>> begin

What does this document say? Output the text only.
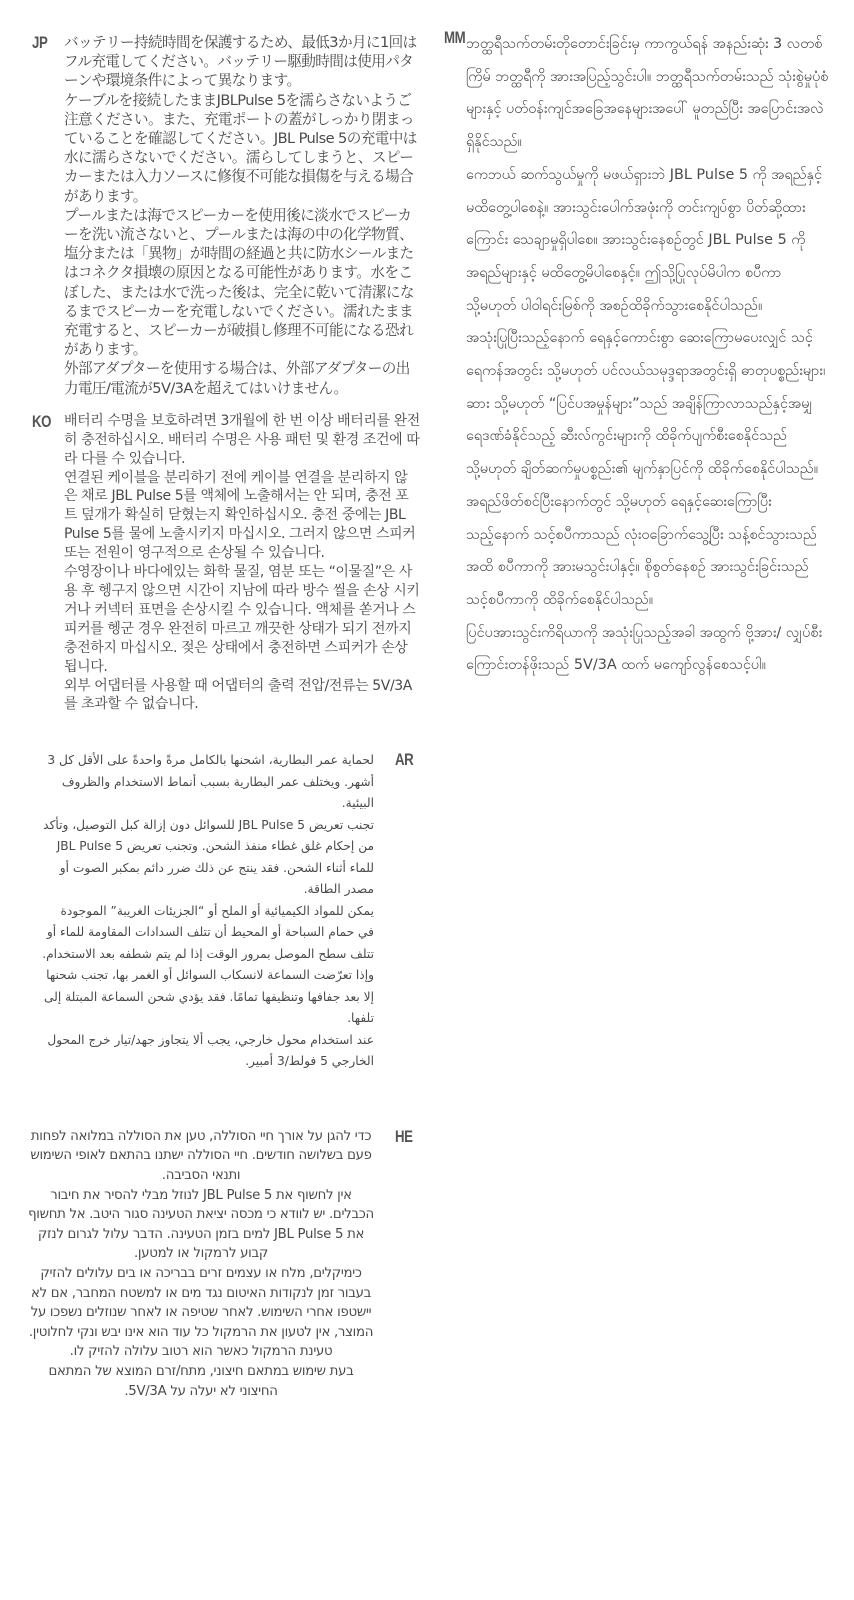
JP バッテリー持続時間を保護するため、最低3か月に1回はフル充電してください。バッテリー駆動時間は使用パターンや環境条件によって異なります。

ケーブルを接続したままJBLPulse 5を濡らさないようご注意ください。また、充電ポートの蓋がしっかり閉まっていることを確認してください。JBL Pulse 5の充電中は水に濡らさないでください。濡らしてしまうと、スピーカーまたは入力ソースに修復不可能な損傷を与える場合があります。

プールまたは海でスピーカーを使用後に淡水でスピーカーを洗い流さないと、プールまたは海の中の化学物質、塩分または「異物」が時間の経過と共に防水シールまたはコネクタ損壊の原因となる可能性があります。水をこぼした、または水で洗った後は、完全に乾いて清潔になるまでスピーカーを充電しないでください。濡れたまま充電すると、スピーカーが破損し修理不可能になる恐れがあります。

外部アダプターを使用する場合は、外部アダプターの出力電圧/電流が5V/3Aを超えてはいけません。

KO 배터리 수명을 보호하려면 3개월에 한 번 이상 배터리를 완전히 충전하십시오. 배터리 수명은 사용 패턴 및 환경 조건에 따라 다를 수 있습니다.

연결된 케이블을 분리하기 전에 케이블 연결을 분리하지 않은 채로 JBL Pulse 5를 액체에 노출해서는 안 되며, 충전 포트 덮개가 확실히 닫혔는지 확인하십시오. 충전 중에는 JBL Pulse 5를 물에 노출시키지 마십시오. 그러지 않으면 스피커 또는 전원이 영구적으로 손상될 수 있습니다.

수영장이나 바다에있는 화학 물질, 염분 또는 “이물질”은 사용 후 헹구지 않으면 시간이 지남에 따라 방수 씰을 손상 시키거나 커넥터 표면을 손상시킬 수 있습니다. 액체를 쏟거나 스피커를 헹군 경우 완전히 마르고 깨끗한 상태가 되기 전까지 충전하지 마십시오. 젖은 상태에서 충전하면 스피커가 손상됩니다.

외부 어댑터를 사용할 때 어댑터의 출력 전압/전류는 5V/3A를 초과할 수 없습니다.

AR

لحماية عمر البطارية، اشحنها بالكامل مرةً واحدةً على الأقل كل 3 أشهر. ويختلف عمر البطارية بسبب أنماط الاستخدام والظروف البيئية.

تجنب تعريض JBL Pulse 5 للسوائل دون إزالة كبل التوصيل، وتأكد من إحكام غلق غطاء منفذ الشحن. وتجنب تعريض JBL Pulse 5 للماء أثناء الشحن. فقد ينتج عن ذلك ضرر دائم بمكبر الصوت أو مصدر الطاقة.

يمكن للمواد الكيميائية أو الملح أو “الجزيئات الغريبة” الموجودة في حمام السباحة أو المحيط أن تتلف السدادات المقاومة للماء أو تتلف سطح الموصل بمرور الوقت إذا لم يتم شطفه بعد الاستخدام. وإذا تعرّضت السماعة لانسكاب السوائل أو الغمر بها، تجنب شحنها إلا بعد جفافها وتنظيفها تمامًا. فقد يؤدي شحن السماعة المبتلة إلى تلفها.

عند استخدام محول خارجي، يجب ألا يتجاوز جهد/تيار خرج المحول الخارجي 5 فولط/3 أمبير.

HE

כדי להגן על אורך חיי הסוללה, טען את הסוללה במלואה לפחות פעם בשלושה חודשים. חיי הסוללה ישתנו בהתאם לאופי השימוש ותנאי הסביבה.

אין לחשוף את JBL Pulse 5 לנוזל מבלי להסיר את חיבור הכבלים. יש לוודא כי מכסה יציאת הטעינה סגור היטב. אל תחשוף את JBL Pulse 5 למים בזמן הטעינה. הדבר עלול לגרום לנזק קבוע לרמקול או למטען.

כימיקלים, מלח או עצמים זרים בבריכה או בים עלולים להזיק בעבור זמן לנקודות האיטום נגד מים או למשטח המחבר, אם לא יישטפו אחרי השימוש. לאחר שטיפה או לאחר שנוזלים נשפכו על המוצר, אין לטעון את הרמקול כל עוד הוא אינו יבש ונקי לחלוטין. טעינת הרמקול כאשר הוא רטוב עלולה להזיק לו.

בעת שימוש במתאם חיצוני, מתח/זרם המוצא של המתאם החיצוני לא יעלה על 5V/3A.

MM ဘတ္ထရီသက်တမ်းတိုတောင်းခြင်းမှ ကာကွယ်ရန် အနည်းဆုံး 3 လတစ်ကြိမ် ဘတ္ထရီကို အားအပြည့်သွင်းပါ။ ဘတ္ထရီသက်တမ်းသည် သုံးစွဲမှုပုံစံများနှင့် ပတ်ဝန်းကျင်အခြေအနေများအပေါ် မူတည်ပြီး အပြောင်းအလဲရှိနိုင်သည်။

ကေဘယ် ဆက်သွယ်မှုကို မဖယ်ရှားဘဲ JBL Pulse 5 ကို အရည်နှင့် မထိတွေ့ပါစေနဲ့။ အားသွင်းပေါက်အဖုံးကို တင်းကျပ်စွာ ပိတ်ဆို့ထားကြောင်း သေချာမှုရှိပါစေ။ အားသွင်းနေစဥ်တွင် JBL Pulse 5 ကို အရည်များနှင့် မထိတွေ့မိပါစေနှင့်။ ဤသို့ပြုလုပ်မိပါက စပီကာ သို့မဟုတ် ပါဝါရင်းမြစ်ကို အစဥ်ထိခိုက်သွားစေနိုင်ပါသည်။

အသုံးပြုပြီးသည့်နောက် ရေနှင့်ကောင်းစွာ ဆေးကြောမပေးလျှင် သင့်ရေကန်အတွင်း သို့မဟုတ် ပင်လယ်သမုဒ္ဒရာအတွင်းရှိ ဓာတုပစ္စည်းများ၊ ဆား သို့မဟုတ် “ပြင်ပအမှုန်များ”သည် အချိန်ကြာလာသည်နှင့်အမျှ ရေဒဏ်ခံနိုင်သည့် ဆီးလ်ကွင်းများကို ထိခိုက်ပျက်စီးစေနိုင်သည် သို့မဟုတ် ချိတ်ဆက်မှုပစ္စည်း၏ မျက်နှာပြင်ကို ထိခိုက်စေနိုင်ပါသည်။ အရည်ဖိတ်စင်ပြီးနောက်တွင် သို့မဟုတ် ရေနှင့်ဆေးကြောပြီးသည့်နောက် သင့်စပီကာသည် လုံးဝခြောက်သွေ့ပြီး သန့်စင်သွားသည်အထိ စပီကာကို အားမသွင်းပါနှင့်။ စိုစွတ်နေစဥ် အားသွင်းခြင်းသည် သင့်စပီကာကို ထိခိုက်စေနိုင်ပါသည်။

ပြင်ပအားသွင်းကိရိယာကို အသုံးပြုသည့်အခါ အထွက် ဗို့အား/ လျှပ်စီးကြောင်းတန်ဖိုးသည် 5V/3A ထက် မကျော်လွန်စေသင့်ပါ။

>> end

Your objective: Reproduce the data verbatim. Do not carry any picture into the copy.

Solution below:
What does this document say? Output the text only.
JP バッテリー持続時間を保護するため、最低3か月に1回はフル充電してください。バッテリー駆動時間は使用パターンや環境条件によって異なります。

ケーブルを接続したままJBLPulse 5を濡らさないようご注意ください。また、充電ポートの蓋がしっかり閉まっていることを確認してください。JBL Pulse 5の充電中は水に濡らさないでください。濡らしてしまうと、スピーカーまたは入力ソースに修復不可能な損傷を与える場合があります。

プールまたは海でスピーカーを使用後に淡水でスピーカーを洗い流さないと、プールまたは海の中の化学物質、塩分または「異物」が時間の経過と共に防水シールまたはコネクタ損壊の原因となる可能性があります。水をこぼした、または水で洗った後は、完全に乾いて清潔になるまでスピーカーを充電しないでください。濡れたまま充電すると、スピーカーが破損し修理不可能になる恐れがあります。

外部アダプターを使用する場合は、外部アダプターの出力電圧/電流が5V/3Aを超えてはいけません。

KO 배터리 수명을 보호하려면 3개월에 한 번 이상 배터리를 완전히 충전하십시오. 배터리 수명은 사용 패턴 및 환경 조건에 따라 다를 수 있습니다.

연결된 케이블을 분리하기 전에 케이블 연결을 분리하지 않은 채로 JBL Pulse 5를 액체에 노출해서는 안 되며, 충전 포트 덮개가 확실히 닫혔는지 확인하십시오. 충전 중에는 JBL Pulse 5를 물에 노출시키지 마십시오. 그러지 않으면 스피커 또는 전원이 영구적으로 손상될 수 있습니다.

수영장이나 바다에있는 화학 물질, 염분 또는 “이물질”은 사용 후 헹구지 않으면 시간이 지남에 따라 방수 씰을 손상 시키거나 커넥터 표면을 손상시킬 수 있습니다. 액체를 쏟거나 스피커를 헹군 경우 완전히 마르고 깨끗한 상태가 되기 전까지 충전하지 마십시오. 젖은 상태에서 충전하면 스피커가 손상됩니다.

외부 어댑터를 사용할 때 어댑터의 출력 전압/전류는 5V/3A를 초과할 수 없습니다.

AR

لحماية عمر البطارية، اشحنها بالكامل مرةً واحدةً على الأقل كل 3 أشهر. ويختلف عمر البطارية بسبب أنماط الاستخدام والظروف البيئية.

تجنب تعريض JBL Pulse 5 للسوائل دون إزالة كبل التوصيل، وتأكد من إحكام غلق غطاء منفذ الشحن. وتجنب تعريض JBL Pulse 5 للماء أثناء الشحن. فقد ينتج عن ذلك ضرر دائم بمكبر الصوت أو مصدر الطاقة.

يمكن للمواد الكيميائية أو الملح أو “الجزيئات الغريبة” الموجودة في حمام السباحة أو المحيط أن تتلف السدادات المقاومة للماء أو تتلف سطح الموصل بمرور الوقت إذا لم يتم شطفه بعد الاستخدام. وإذا تعرّضت السماعة لانسكاب السوائل أو الغمر بها، تجنب شحنها إلا بعد جفافها وتنظيفها تمامًا. فقد يؤدي شحن السماعة المبتلة إلى تلفها.

عند استخدام محول خارجي، يجب ألا يتجاوز جهد/تيار خرج المحول الخارجي 5 فولط/3 أمبير.

HE

כדי להגן על אורך חיי הסוללה, טען את הסוללה במלואה לפחות פעם בשלושה חודשים. חיי הסוללה ישתנו בהתאם לאופי השימוש ותנאי הסביבה.

אין לחשוף את JBL Pulse 5 לנוזל מבלי להסיר את חיבור הכבלים. יש לוודא כי מכסה יציאת הטעינה סגור היטב. אל תחשוף את JBL Pulse 5 למים בזמן הטעינה. הדבר עלול לגרום לנזק קבוע לרמקול או למטען.

כימיקלים, מלח או עצמים זרים בבריכה או בים עלולים להזיק בעבור זמן לנקודות האיטום נגד מים או למשטח המחבר, אם לא יישטפו אחרי השימוש. לאחר שטיפה או לאחר שנוזלים נשפכו על המוצר, אין לטעון את הרמקול כל עוד הוא אינו יבש ונקי לחלוטין. טעינת הרמקול כאשר הוא רטוב עלולה להזיק לו.

בעת שימוש במתאם חיצוני, מתח/זרם המוצא של המתאם החיצוני לא יעלה על 5V/3A.

MM ဘတ္ထရီသက်တမ်းတိုတောင်းခြင်းမှ ကာကွယ်ရန် အနည်းဆုံး 3 လတစ်ကြိမ် ဘတ္ထရီကို အားအပြည့်သွင်းပါ။ ဘတ္ထရီသက်တမ်းသည် သုံးစွဲမှုပုံစံများနှင့် ပတ်ဝန်းကျင်အခြေအနေများအပေါ် မူတည်ပြီး အပြောင်းအလဲရှိနိုင်သည်။

ကေဘယ် ဆက်သွယ်မှုကို မဖယ်ရှားဘဲ JBL Pulse 5 ကို အရည်နှင့် မထိတွေ့ပါစေနဲ့။ အားသွင်းပေါက်အဖုံးကို တင်းကျပ်စွာ ပိတ်ဆို့ထားကြောင်း သေချာမှုရှိပါစေ။ အားသွင်းနေစဥ်တွင် JBL Pulse 5 ကို အရည်များနှင့် မထိတွေ့မိပါစေနှင့်။ ဤသို့ပြုလုပ်မိပါက စပီကာ သို့မဟုတ် ပါဝါရင်းမြစ်ကို အစဥ်ထိခိုက်သွားစေနိုင်ပါသည်။

အသုံးပြုပြီးသည့်နောက် ရေနှင့်ကောင်းစွာ ဆေးကြောမပေးလျှင် သင့်ရေကန်အတွင်း သို့မဟုတ် ပင်လယ်သမုဒ္ဒရာအတွင်းရှိ ဓာတုပစ္စည်းများ၊ ဆား သို့မဟုတ် “ပြင်ပအမှုန်များ”သည် အချိန်ကြာလာသည်နှင့်အမျှ ရေဒဏ်ခံနိုင်သည့် ဆီးလ်ကွင်းများကို ထိခိုက်ပျက်စီးစေနိုင်သည် သို့မဟုတ် ချိတ်ဆက်မှုပစ္စည်း၏ မျက်နှာပြင်ကို ထိခိုက်စေနိုင်ပါသည်။ အရည်ဖိတ်စင်ပြီးနောက်တွင် သို့မဟုတ် ရေနှင့်ဆေးကြောပြီးသည့်နောက် သင့်စပီကာသည် လုံးဝခြောက်သွေ့ပြီး သန့်စင်သွားသည်အထိ စပီကာကို အားမသွင်းပါနှင့်။ စိုစွတ်နေစဥ် အားသွင်းခြင်းသည် သင့်စပီကာကို ထိခိုက်စေနိုင်ပါသည်။

ပြင်ပအားသွင်းကိရိယာကို အသုံးပြုသည့်အခါ အထွက် ဗို့အား/ လျှပ်စီးကြောင်းတန်ဖိုးသည် 5V/3A ထက် မကျော်လွန်စေသင့်ပါ။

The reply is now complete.